Problems to work on:
1/ Return the stretch of the market article from "Potential vendors must" through "selling local produce.", copied word for word.
2/ Take the market article further, picking up after its last sentence.

Given passage:
** BEGIN **
This year’s market, held every Monday from 8 a.m. to 1 p.m. through September 26, includes longtime participants like Sea Love Sea Salt and Hanchey’s Produce as well as nine new vendors.

Potential vendors must apply for the market every year, and town staff aims to create a relatively equal balance of craft, food and produce vendors for residents and visitors. This year’s market has 10 vendors selling crafts, four selling edible items and seven selling local produce.

Several of the new vendors are either new businesses or new to Wilmington. Many of them, like The Pepper Mill Shop’s Kelly Sweitzer, started selling their goods online and are now transitioning to the market setting.

Sweitzer said she particularly likes actually seeing customers’ reactions to her crafts, which are whimsical illustrated renderings of food puns like “I don’t wanna taco ‘bout it,” “I barley know you” and “I don’t carrot all.”
** END **
Excerpted records:
** BEGIN **
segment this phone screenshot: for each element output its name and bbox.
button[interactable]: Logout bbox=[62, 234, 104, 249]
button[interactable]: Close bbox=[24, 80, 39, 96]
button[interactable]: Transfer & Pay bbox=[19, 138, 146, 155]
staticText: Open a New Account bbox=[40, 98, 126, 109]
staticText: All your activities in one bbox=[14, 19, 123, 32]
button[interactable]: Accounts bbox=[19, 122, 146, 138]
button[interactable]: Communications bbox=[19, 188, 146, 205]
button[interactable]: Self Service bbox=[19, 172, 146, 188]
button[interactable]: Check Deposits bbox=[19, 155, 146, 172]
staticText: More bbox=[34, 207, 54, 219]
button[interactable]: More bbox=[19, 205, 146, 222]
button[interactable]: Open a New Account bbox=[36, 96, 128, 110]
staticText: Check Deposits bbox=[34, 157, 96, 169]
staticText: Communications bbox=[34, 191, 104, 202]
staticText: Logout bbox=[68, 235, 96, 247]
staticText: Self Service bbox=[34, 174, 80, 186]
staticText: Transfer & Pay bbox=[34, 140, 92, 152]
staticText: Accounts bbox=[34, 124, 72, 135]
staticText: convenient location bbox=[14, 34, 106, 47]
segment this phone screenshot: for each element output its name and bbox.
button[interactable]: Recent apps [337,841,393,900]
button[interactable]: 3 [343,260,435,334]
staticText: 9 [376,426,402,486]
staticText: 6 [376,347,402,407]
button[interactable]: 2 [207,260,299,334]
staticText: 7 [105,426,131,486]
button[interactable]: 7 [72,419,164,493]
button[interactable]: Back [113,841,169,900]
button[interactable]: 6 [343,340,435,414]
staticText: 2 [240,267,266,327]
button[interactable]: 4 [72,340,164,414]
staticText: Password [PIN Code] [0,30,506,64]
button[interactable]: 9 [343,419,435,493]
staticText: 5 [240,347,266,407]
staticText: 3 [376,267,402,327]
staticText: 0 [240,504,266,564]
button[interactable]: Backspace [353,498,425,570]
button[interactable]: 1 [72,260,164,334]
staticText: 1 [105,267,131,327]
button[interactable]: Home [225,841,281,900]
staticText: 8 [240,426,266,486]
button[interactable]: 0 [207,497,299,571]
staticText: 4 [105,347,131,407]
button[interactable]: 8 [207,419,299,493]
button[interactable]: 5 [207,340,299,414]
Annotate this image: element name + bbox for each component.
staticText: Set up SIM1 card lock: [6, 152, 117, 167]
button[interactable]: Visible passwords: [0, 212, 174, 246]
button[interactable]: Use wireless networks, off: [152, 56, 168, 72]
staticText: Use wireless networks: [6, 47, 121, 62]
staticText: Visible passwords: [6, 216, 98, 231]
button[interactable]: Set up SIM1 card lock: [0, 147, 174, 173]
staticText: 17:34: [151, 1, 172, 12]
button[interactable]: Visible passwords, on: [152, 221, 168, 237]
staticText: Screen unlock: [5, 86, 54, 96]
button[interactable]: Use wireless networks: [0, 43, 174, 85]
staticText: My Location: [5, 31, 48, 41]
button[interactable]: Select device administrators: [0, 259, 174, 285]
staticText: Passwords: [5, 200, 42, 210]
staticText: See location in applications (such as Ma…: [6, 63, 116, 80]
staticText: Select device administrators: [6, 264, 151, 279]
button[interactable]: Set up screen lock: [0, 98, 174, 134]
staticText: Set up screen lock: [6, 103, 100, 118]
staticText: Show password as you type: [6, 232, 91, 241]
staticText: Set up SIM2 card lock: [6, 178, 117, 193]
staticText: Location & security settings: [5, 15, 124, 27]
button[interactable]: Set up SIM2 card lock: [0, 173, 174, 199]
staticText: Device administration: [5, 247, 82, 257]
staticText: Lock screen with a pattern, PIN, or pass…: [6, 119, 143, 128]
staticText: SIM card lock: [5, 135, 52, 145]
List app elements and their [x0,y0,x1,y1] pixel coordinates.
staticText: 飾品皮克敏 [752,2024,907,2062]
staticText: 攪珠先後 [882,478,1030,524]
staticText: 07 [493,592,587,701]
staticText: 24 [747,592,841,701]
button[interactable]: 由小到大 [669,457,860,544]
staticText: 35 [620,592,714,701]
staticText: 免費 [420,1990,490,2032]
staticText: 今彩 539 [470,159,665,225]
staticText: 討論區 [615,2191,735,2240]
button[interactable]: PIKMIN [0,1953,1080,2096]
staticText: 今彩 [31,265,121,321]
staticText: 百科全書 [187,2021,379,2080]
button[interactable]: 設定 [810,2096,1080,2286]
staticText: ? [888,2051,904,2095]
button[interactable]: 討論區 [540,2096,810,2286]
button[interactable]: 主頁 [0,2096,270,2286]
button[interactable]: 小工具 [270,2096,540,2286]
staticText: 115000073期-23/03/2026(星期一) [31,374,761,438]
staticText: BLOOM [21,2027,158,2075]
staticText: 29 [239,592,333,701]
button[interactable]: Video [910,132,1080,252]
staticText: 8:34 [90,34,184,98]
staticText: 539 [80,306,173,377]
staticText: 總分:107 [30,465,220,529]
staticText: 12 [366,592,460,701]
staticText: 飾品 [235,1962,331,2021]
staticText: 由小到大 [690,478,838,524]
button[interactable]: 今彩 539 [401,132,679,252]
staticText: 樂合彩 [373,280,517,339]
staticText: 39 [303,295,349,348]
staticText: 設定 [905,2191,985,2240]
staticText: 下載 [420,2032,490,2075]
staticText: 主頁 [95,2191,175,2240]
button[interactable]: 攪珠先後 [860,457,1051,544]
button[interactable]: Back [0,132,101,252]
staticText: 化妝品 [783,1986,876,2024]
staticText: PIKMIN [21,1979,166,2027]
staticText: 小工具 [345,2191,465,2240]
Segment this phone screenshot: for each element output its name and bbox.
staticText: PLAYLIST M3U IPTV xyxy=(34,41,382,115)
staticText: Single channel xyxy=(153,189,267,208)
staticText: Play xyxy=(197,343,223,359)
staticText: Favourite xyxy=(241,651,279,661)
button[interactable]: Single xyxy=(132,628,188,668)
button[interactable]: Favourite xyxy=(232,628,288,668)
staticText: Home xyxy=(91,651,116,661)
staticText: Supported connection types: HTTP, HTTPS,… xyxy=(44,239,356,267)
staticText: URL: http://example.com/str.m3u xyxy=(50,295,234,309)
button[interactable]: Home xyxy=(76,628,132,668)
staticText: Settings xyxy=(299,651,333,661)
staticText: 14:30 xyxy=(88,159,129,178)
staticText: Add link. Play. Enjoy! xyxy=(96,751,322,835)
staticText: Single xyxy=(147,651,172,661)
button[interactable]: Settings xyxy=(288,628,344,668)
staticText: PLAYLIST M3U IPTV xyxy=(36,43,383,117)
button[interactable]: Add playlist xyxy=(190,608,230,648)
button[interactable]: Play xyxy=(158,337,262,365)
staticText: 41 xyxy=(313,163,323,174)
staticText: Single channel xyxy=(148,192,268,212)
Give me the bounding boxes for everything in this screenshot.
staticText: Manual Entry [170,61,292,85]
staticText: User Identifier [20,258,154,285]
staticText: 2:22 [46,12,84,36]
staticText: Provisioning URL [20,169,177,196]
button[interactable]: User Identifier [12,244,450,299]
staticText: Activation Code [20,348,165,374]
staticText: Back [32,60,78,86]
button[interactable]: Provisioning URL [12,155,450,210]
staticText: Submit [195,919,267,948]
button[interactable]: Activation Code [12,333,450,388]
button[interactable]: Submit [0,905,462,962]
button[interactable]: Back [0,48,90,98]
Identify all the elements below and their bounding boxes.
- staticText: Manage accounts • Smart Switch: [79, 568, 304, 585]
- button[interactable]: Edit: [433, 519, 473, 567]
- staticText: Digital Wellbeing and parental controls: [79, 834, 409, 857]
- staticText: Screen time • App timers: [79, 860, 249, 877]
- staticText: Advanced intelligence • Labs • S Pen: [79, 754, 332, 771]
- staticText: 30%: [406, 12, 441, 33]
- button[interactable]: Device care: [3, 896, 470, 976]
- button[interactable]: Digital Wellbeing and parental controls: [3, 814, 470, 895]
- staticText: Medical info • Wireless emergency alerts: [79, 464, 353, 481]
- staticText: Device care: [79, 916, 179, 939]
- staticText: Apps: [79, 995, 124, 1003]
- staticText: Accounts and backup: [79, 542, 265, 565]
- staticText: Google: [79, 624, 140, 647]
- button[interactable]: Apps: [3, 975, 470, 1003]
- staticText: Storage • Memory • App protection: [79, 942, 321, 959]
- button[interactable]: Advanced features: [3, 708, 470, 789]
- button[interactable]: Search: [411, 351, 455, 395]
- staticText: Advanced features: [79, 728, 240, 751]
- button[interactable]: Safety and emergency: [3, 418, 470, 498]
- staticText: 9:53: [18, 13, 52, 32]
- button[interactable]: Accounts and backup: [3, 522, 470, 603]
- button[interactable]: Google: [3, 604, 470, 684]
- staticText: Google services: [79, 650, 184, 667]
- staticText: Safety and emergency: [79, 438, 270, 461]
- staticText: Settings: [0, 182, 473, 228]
** END **
Task-by-task answers:
1/
Potential vendors must apply for the market every year, and town staff aims to create a relatively equal balance of craft, food and produce vendors for residents and visitors. This year’s market has 10 vendors selling crafts, four selling edible items and seven selling local produce.

2/
“I enjoy when people cry-laugh, or when they laugh so hard they snort,” she said. “I especially love it when the kids get them.”

She paints the characters on lightweight plywood and then digitizes the paintings in Photoshop to print the images on tote bags, shirts, onesies, buttons and magnets. As for coming up with the food puns, she said in the beginning she held a few brainstorming sessions with friends, but now concepts just come to her.

“They just pop out of thin air, like when I’m walking down the grocery store aisle,” she said, adding that ideas are also inspired by cooking with her husband.

Rachel Archer is also participating in Wrightsville Beach’s market for the first time after several years of selling her wares online. For her business, Bows on Arrows, she makes jewelry out of distressed metal and gemstones.

She just moved to the area from West Virginia, she said, and she applied to be in the Wrightsville Beach Farmers Market because she thought it would be a good fit for her product, and she liked its proximity to the ocean.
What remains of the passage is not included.